WHAT YOU ARE ASKED TO DO – Write out all the material exactly. Leave nothing out.

SOURCE DATA –
%%
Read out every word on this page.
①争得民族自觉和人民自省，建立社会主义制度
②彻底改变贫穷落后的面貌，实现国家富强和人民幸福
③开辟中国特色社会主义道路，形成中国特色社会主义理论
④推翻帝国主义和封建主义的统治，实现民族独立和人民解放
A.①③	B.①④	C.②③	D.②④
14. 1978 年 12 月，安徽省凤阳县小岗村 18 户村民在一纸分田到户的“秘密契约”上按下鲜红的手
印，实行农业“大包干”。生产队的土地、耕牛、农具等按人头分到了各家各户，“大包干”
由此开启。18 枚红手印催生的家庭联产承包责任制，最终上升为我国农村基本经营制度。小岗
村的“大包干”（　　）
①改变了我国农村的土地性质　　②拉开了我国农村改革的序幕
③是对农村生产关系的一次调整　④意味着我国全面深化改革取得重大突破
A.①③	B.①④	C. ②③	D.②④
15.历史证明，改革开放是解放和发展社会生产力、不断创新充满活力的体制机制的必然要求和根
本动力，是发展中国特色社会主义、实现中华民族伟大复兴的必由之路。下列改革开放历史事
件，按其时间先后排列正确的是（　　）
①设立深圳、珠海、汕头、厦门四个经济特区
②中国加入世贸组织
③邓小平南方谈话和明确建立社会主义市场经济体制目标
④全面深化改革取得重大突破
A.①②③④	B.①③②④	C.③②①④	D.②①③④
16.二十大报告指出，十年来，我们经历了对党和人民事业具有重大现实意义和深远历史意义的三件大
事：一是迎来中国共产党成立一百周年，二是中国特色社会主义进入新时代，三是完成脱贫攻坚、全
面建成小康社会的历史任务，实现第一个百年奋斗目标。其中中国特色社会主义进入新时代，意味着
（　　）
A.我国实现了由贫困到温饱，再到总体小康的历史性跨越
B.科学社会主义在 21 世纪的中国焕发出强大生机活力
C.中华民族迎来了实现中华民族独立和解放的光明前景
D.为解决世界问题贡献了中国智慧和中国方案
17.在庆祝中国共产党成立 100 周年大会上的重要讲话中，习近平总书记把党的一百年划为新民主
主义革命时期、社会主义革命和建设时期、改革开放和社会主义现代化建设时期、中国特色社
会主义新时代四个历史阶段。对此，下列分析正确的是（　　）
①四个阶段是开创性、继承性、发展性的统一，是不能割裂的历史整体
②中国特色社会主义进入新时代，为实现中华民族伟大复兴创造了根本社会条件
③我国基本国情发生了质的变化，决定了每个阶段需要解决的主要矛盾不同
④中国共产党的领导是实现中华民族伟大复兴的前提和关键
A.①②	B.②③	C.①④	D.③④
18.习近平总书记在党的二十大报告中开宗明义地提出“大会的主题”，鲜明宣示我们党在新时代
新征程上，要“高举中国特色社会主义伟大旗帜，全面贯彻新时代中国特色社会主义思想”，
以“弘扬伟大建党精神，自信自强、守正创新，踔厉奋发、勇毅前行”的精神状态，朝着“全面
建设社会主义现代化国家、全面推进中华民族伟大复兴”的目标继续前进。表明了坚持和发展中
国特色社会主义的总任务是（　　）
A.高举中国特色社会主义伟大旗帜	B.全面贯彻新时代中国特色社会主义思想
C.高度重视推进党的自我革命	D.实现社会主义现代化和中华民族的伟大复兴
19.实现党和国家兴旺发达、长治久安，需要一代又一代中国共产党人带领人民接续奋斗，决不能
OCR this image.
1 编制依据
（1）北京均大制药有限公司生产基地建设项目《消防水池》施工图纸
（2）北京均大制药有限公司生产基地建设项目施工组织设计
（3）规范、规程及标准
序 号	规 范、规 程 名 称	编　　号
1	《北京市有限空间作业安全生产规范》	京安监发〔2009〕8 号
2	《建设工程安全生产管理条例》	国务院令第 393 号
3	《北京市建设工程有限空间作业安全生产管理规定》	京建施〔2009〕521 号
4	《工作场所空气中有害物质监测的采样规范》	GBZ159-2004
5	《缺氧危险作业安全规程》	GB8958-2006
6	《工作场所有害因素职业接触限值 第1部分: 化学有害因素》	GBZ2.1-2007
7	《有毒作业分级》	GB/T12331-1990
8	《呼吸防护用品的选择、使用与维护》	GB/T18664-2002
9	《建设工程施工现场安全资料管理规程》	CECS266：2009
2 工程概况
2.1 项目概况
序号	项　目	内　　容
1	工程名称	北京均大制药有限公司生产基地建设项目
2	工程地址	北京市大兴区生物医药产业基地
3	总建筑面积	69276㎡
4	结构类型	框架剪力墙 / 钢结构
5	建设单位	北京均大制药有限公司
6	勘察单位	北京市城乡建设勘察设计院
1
%%
ANSWER TO THIS EXERCISE –
Read out every word on this page.
①争得民族自觉和人民自省，建立社会主义制度
②彻底改变贫穷落后的面貌，实现国家富强和人民幸福
③开辟中国特色社会主义道路，形成中国特色社会主义理论
④推翻帝国主义和封建主义的统治，实现民族独立和人民解放
A.①③	B.①④	C.②③	D.②④
14. 1978 年 12 月，安徽省凤阳县小岗村 18 户村民在一纸分田到户的“秘密契约”上按下鲜红的手
印，实行农业“大包干”。生产队的土地、耕牛、农具等按人头分到了各家各户，“大包干”
由此开启。18 枚红手印催生的家庭联产承包责任制，最终上升为我国农村基本经营制度。小岗
村的“大包干”（　　）
①改变了我国农村的土地性质　　②拉开了我国农村改革的序幕
③是对农村生产关系的一次调整　④意味着我国全面深化改革取得重大突破
A.①③	B.①④	C. ②③	D.②④
15.历史证明，改革开放是解放和发展社会生产力、不断创新充满活力的体制机制的必然要求和根
本动力，是发展中国特色社会主义、实现中华民族伟大复兴的必由之路。下列改革开放历史事
件，按其时间先后排列正确的是（　　）
①设立深圳、珠海、汕头、厦门四个经济特区
②中国加入世贸组织
③邓小平南方谈话和明确建立社会主义市场经济体制目标
④全面深化改革取得重大突破
A.①②③④	B.①③②④	C.③②①④	D.②①③④
16.二十大报告指出，十年来，我们经历了对党和人民事业具有重大现实意义和深远历史意义的三件大
事：一是迎来中国共产党成立一百周年，二是中国特色社会主义进入新时代，三是完成脱贫攻坚、全
面建成小康社会的历史任务，实现第一个百年奋斗目标。其中中国特色社会主义进入新时代，意味着
（　　）
A.我国实现了由贫困到温饱，再到总体小康的历史性跨越
B.科学社会主义在 21 世纪的中国焕发出强大生机活力
C.中华民族迎来了实现中华民族独立和解放的光明前景
D.为解决世界问题贡献了中国智慧和中国方案
17.在庆祝中国共产党成立 100 周年大会上的重要讲话中，习近平总书记把党的一百年划为新民主
主义革命时期、社会主义革命和建设时期、改革开放和社会主义现代化建设时期、中国特色社
会主义新时代四个历史阶段。对此，下列分析正确的是（　　）
①四个阶段是开创性、继承性、发展性的统一，是不能割裂的历史整体
②中国特色社会主义进入新时代，为实现中华民族伟大复兴创造了根本社会条件
③我国基本国情发生了质的变化，决定了每个阶段需要解决的主要矛盾不同
④中国共产党的领导是实现中华民族伟大复兴的前提和关键
A.①②	B.②③	C.①④	D.③④
18.习近平总书记在党的二十大报告中开宗明义地提出“大会的主题”，鲜明宣示我们党在新时代
新征程上，要“高举中国特色社会主义伟大旗帜，全面贯彻新时代中国特色社会主义思想”，
以“弘扬伟大建党精神，自信自强、守正创新，踔厉奋发、勇毅前行”的精神状态，朝着“全面
建设社会主义现代化国家、全面推进中华民族伟大复兴”的目标继续前进。表明了坚持和发展中
国特色社会主义的总任务是（　　）
A.高举中国特色社会主义伟大旗帜	B.全面贯彻新时代中国特色社会主义思想
C.高度重视推进党的自我革命	D.实现社会主义现代化和中华民族的伟大复兴
19.实现党和国家兴旺发达、长治久安，需要一代又一代中国共产党人带领人民接续奋斗，决不能
OCR this image.
1 编制依据
（1）北京均大制药有限公司生产基地建设项目《消防水池》施工图纸
（2）北京均大制药有限公司生产基地建设项目施工组织设计
（3）规范、规程及标准
序 号	规 范、规 程 名 称	编　　号
1	《北京市有限空间作业安全生产规范》	京安监发〔2009〕8 号
2	《建设工程安全生产管理条例》	国务院令第 393 号
3	《北京市建设工程有限空间作业安全生产管理规定》	京建施〔2009〕521 号
4	《工作场所空气中有害物质监测的采样规范》	GBZ159-2004
5	《缺氧危险作业安全规程》	GB8958-2006
6	《工作场所有害因素职业接触限值 第1部分: 化学有害因素》	GBZ2.1-2007
7	《有毒作业分级》	GB/T12331-1990
8	《呼吸防护用品的选择、使用与维护》	GB/T18664-2002
9	《建设工程施工现场安全资料管理规程》	CECS266：2009
2 工程概况
2.1 项目概况
序号	项　目	内　　容
1	工程名称	北京均大制药有限公司生产基地建设项目
2	工程地址	北京市大兴区生物医药产业基地
3	总建筑面积	69276㎡
4	结构类型	框架剪力墙 / 钢结构
5	建设单位	北京均大制药有限公司
6	勘察单位	北京市城乡建设勘察设计院
1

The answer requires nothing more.